Exercise -
Among the lines below, list those containing the string "DATES".

Working data -
┌──

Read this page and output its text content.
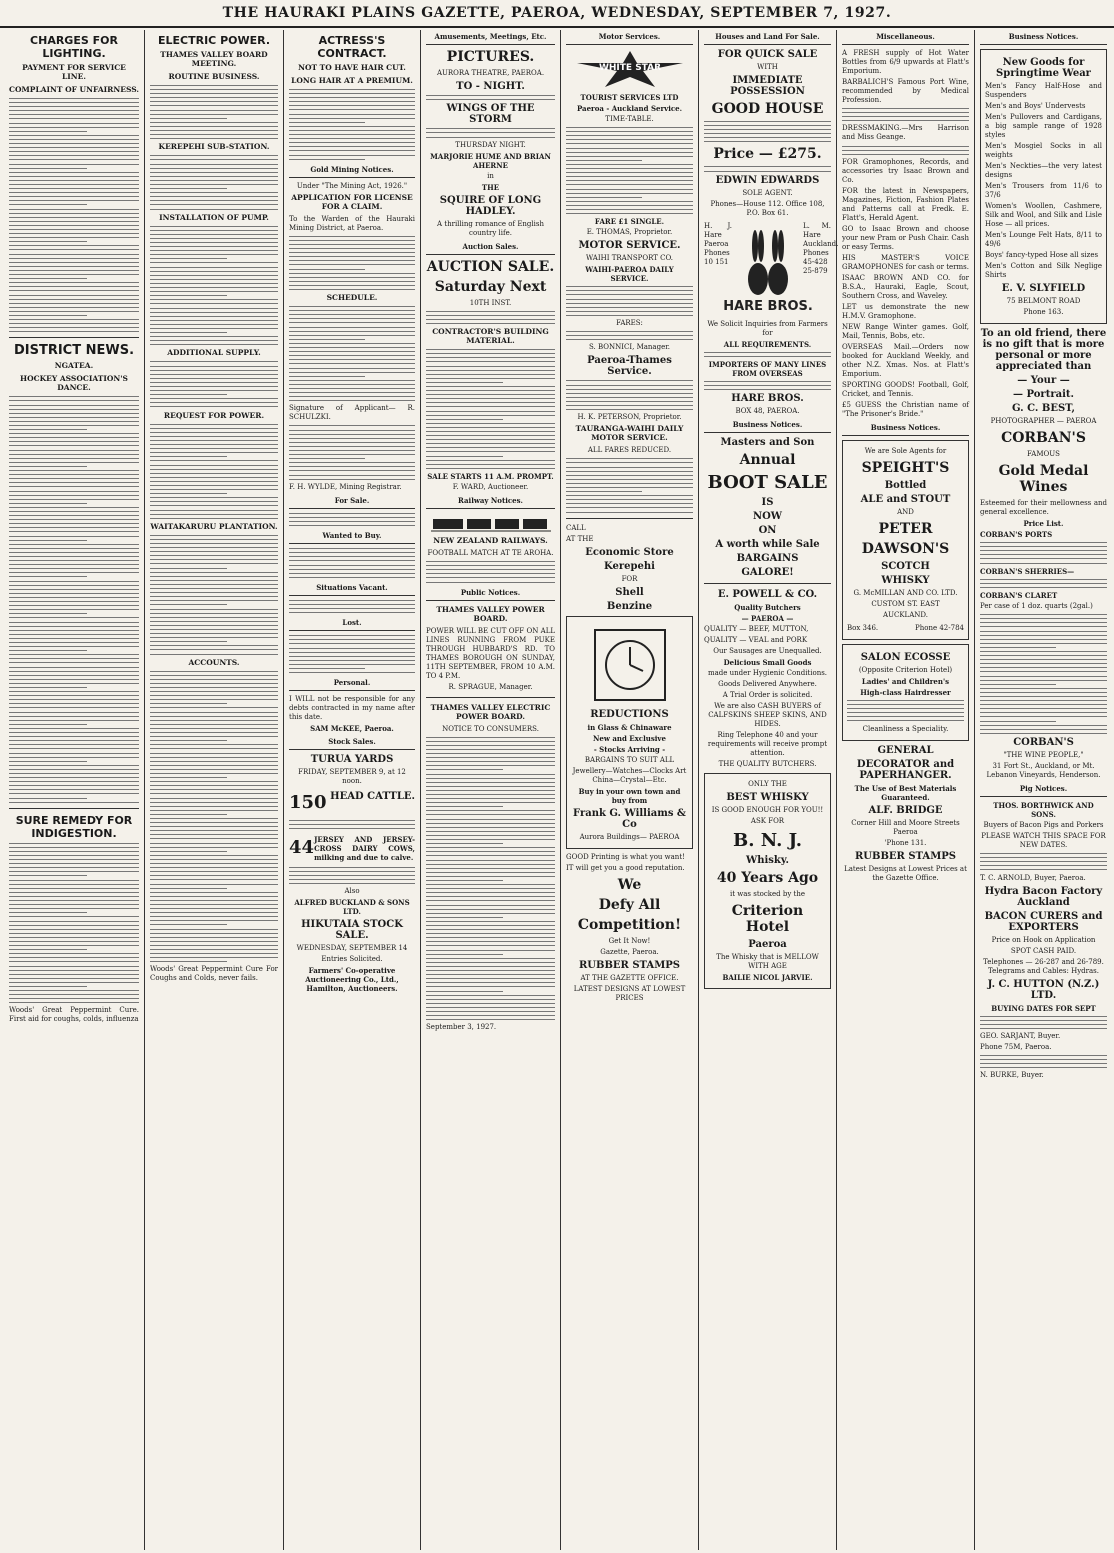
THE HAURAKI PLAINS GAZETTE, PAEROA, WEDNESDAY, SEPTEMBER 7, 1927.
CHARGES FOR LIGHTING.
PAYMENT FOR SERVICE LINE.
COMPLAINT OF UNFAIRNESS.
DISTRICT NEWS.
NGATEA.
HOCKEY ASSOCIATION'S DANCE.
SURE REMEDY FOR INDIGESTION.
Woods' Great Peppermint Cure. First aid for coughs, colds, influenza
ELECTRIC POWER.
THAMES VALLEY BOARD MEETING.
ROUTINE BUSINESS.
KEREPEHI SUB-STATION.
INSTALLATION OF PUMP.
ADDITIONAL SUPPLY.
REQUEST FOR POWER.
WAITAKARURU PLANTATION.
ACCOUNTS.
Woods' Great Peppermint Cure For Coughs and Colds, never fails.
ACTRESS'S CONTRACT.
NOT TO HAVE HAIR CUT.
LONG HAIR AT A PREMIUM.
Gold Mining Notices.
Under "The Mining Act, 1926."
APPLICATION FOR LICENSE FOR A CLAIM.
To the Warden of the Hauraki Mining District, at Paeroa.
SCHEDULE.
Signature of Applicant— R. SCHULZKI.
F. H. WYLDE, Mining Registrar.
For Sale.
Wanted to Buy.
Situations Vacant.
Lost.
Personal.
I WILL not be responsible for any debts contracted in my name after this date.
SAM McKEE, Paeroa.
Stock Sales.
TURUA YARDS
FRIDAY, SEPTEMBER 9, at 12 noon.
150 HEAD CATTLE.
44 JERSEY AND JERSEY-CROSS DAIRY COWS, milking and due to calve.
Also
ALFRED BUCKLAND & SONS LTD.
HIKUTAIA STOCK SALE.
WEDNESDAY, SEPTEMBER 14
Entries Solicited.
Farmers' Co-operative Auctioneering Co., Ltd., Hamilton, Auctioneers.
Amusements, Meetings, Etc.
PICTURES.
AURORA THEATRE, PAEROA.
TO - NIGHT.
WINGS OF THE STORM
THURSDAY NIGHT.
MARJORIE HUME AND BRIAN AHERNE
in
THE
SQUIRE OF LONG HADLEY.
A thrilling romance of English country life.
Auction Sales.
AUCTION SALE.
Saturday Next
10TH INST.
CONTRACTOR'S BUILDING MATERIAL.
SALE STARTS 11 A.M. PROMPT.
F. WARD, Auctioneer.
Railway Notices.
NEW ZEALAND RAILWAYS.
FOOTBALL MATCH AT TE AROHA.
Public Notices.
THAMES VALLEY POWER BOARD.
POWER WILL BE CUT OFF ON ALL LINES RUNNING FROM PUKE THROUGH HUBBARD'S RD. TO THAMES BOROUGH ON SUNDAY, 11TH SEPTEMBER, FROM 10 A.M. TO 4 P.M.
R. SPRAGUE, Manager.
THAMES VALLEY ELECTRIC POWER BOARD.
NOTICE TO CONSUMERS.
September 3, 1927.
Motor Services.
WHITE STAR
TOURIST SERVICES LTD
Paeroa - Auckland Service.
TIME-TABLE.
FARE £1 SINGLE.
E. THOMAS, Proprietor.
MOTOR SERVICE.
WAIHI TRANSPORT CO.
WAIHI-PAEROA DAILY SERVICE.
FARES:
S. BONNICI, Manager.
Paeroa-Thames Service.
H. K. PETERSON, Proprietor.
TAURANGA-WAIHI DAILY MOTOR SERVICE.
ALL FARES REDUCED.
CALL
AT THE
Economic Store
Kerepehi
FOR
Shell
Benzine
REDUCTIONS
in Glass & Chinaware
New and Exclusive
- Stocks Arriving -
BARGAINS TO SUIT ALL
Jewellery—Watches—Clocks Art China—Crystal—Etc.
Buy in your own town and buy from
Frank G. Williams & Co
Aurora Buildings— PAEROA
GOOD Printing is what you want!
IT will get you a good reputation.
We
Defy All
Competition!
Get It Now!
Gazette, Paeroa.
RUBBER STAMPS
AT THE GAZETTE OFFICE.
LATEST DESIGNS AT LOWEST PRICES
Houses and Land For Sale.
FOR QUICK SALE
WITH
IMMEDIATE POSSESSION
GOOD HOUSE
Price — £275.
EDWIN EDWARDS
SOLE AGENT.
Phones—House 112. Office 108, P.O. Box 61.
H. J. Hare Paeroa Phones 10 151
HARE BROS.
L. M. Hare Auckland. Phones 45-428 25-879
We Solicit Inquiries from Farmers for
ALL REQUIREMENTS.
IMPORTERS OF MANY LINES FROM OVERSEAS
HARE BROS.
BOX 48, PAEROA.
Business Notices.
Masters and Son
Annual
BOOT SALE
IS
NOW
ON
A worth while Sale
BARGAINS
GALORE!
E. POWELL & CO.
Quality Butchers
— PAEROA —
QUALITY — BEEF, MUTTON,
QUALITY — VEAL and PORK
Our Sausages are Unequalled.
Delicious Small Goods
made under Hygienic Conditions.
Goods Delivered Anywhere.
A Trial Order is solicited.
We are also CASH BUYERS of CALFSKINS SHEEP SKINS, AND HIDES.
Ring Telephone 40 and your requirements will receive prompt attention.
THE QUALITY BUTCHERS.
ONLY THE
BEST WHISKY
IS GOOD ENOUGH FOR YOU!!
ASK FOR
B. N. J.
Whisky.
40 Years Ago
it was stocked by the
Criterion Hotel
Paeroa
The Whisky that is MELLOW WITH AGE
BAILIE NICOL JARVIE.
Miscellaneous.
A FRESH supply of Hot Water Bottles from 6/9 upwards at Flatt's Emporium.
BARBALICH'S Famous Port Wine, recommended by Medical Profession.
DRESSMAKING.—Mrs Harrison and Miss Geange.
FOR Gramophones, Records, and accessories try Isaac Brown and Co.
FOR the latest in Newspapers, Magazines, Fiction, Fashion Plates and Patterns call at Fredk. E. Flatt's, Herald Agent.
GO to Isaac Brown and choose your new Pram or Push Chair. Cash or easy Terms.
HIS MASTER'S VOICE GRAMOPHONES for cash or terms.
ISAAC BROWN AND CO. for B.S.A., Hauraki, Eagle, Scout, Southern Cross, and Waveley.
LET us demonstrate the new H.M.V. Gramophone.
NEW Range Winter games. Golf, Mail, Tennis, Bobs, etc.
OVERSEAS Mail.—Orders now booked for Auckland Weekly, and other N.Z. Xmas. Nos. at Flatt's Emporium.
SPORTING GOODS! Football, Golf, Cricket, and Tennis.
£5 GUESS the Christian name of "The Prisoner's Bride."
Business Notices.
We are Sole Agents for
SPEIGHT'S
Bottled
ALE and STOUT
AND
PETER
DAWSON'S
SCOTCH
WHISKY
G. McMILLAN AND CO. LTD.
CUSTOM ST. EAST
AUCKLAND.
Box 346.	Phone 42-784
SALON ECOSSE
(Opposite Criterion Hotel)
Ladies' and Children's
High-class Hairdresser
Cleanliness a Speciality.
GENERAL
DECORATOR and PAPERHANGER.
The Use of Best Materials Guaranteed.
ALF. BRIDGE
Corner Hill and Moore Streets Paeroa
'Phone 131.
RUBBER STAMPS
Latest Designs at Lowest Prices at the Gazette Office.
Business Notices.
New Goods for Springtime Wear
Men's Fancy Half-Hose and Suspenders
Men's and Boys' Undervests
Men's Pullovers and Cardigans, a big sample range of 1928 styles
Men's Mosgiel Socks in all weights
Men's Neckties—the very latest designs
Men's Trousers from 11/6 to 37/6
Women's Woollen, Cashmere, Silk and Wool, and Silk and Lisle Hose — all prices.
Men's Lounge Felt Hats, 8/11 to 49/6
Boys' fancy-typed Hose all sizes
Men's Cotton and Silk Neglige Shirts
E. V. SLYFIELD
75 BELMONT ROAD
Phone 163.
To an old friend, there is no gift that is more personal or more appreciated than
— Your —
— Portrait.
G. C. BEST,
PHOTOGRAPHER — PAEROA
CORBAN'S
FAMOUS
Gold Medal Wines
Esteemed for their mellowness and general excellence.
Price List.
CORBAN'S PORTS
CORBAN'S SHERRIES—
CORBAN'S CLARET
Per case of 1 doz. quarts (2gal.)
CORBAN'S
"THE WINE PEOPLE,"
31 Fort St., Auckland, or Mt. Lebanon Vineyards, Henderson.
Pig Notices.
THOS. BORTHWICK AND SONS.
Buyers of Bacon Pigs and Porkers
PLEASE WATCH THIS SPACE FOR NEW DATES.
T. C. ARNOLD, Buyer, Paeroa.
Hydra Bacon Factory Auckland
BACON CURERS and EXPORTERS
Price on Hook on Application
SPOT CASH PAID.
Telephones — 26-287 and 26-789. Telegrams and Cables: Hydras.
J. C. HUTTON (N.Z.) LTD.
BUYING DATES FOR SEPT
GEO. SARJANT, Buyer.
Phone 75M, Paeroa.
N. BURKE, Buyer.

└──

Exercise output -
PLEASE WATCH THIS SPACE FOR NEW DATES.
BUYING DATES FOR SEPT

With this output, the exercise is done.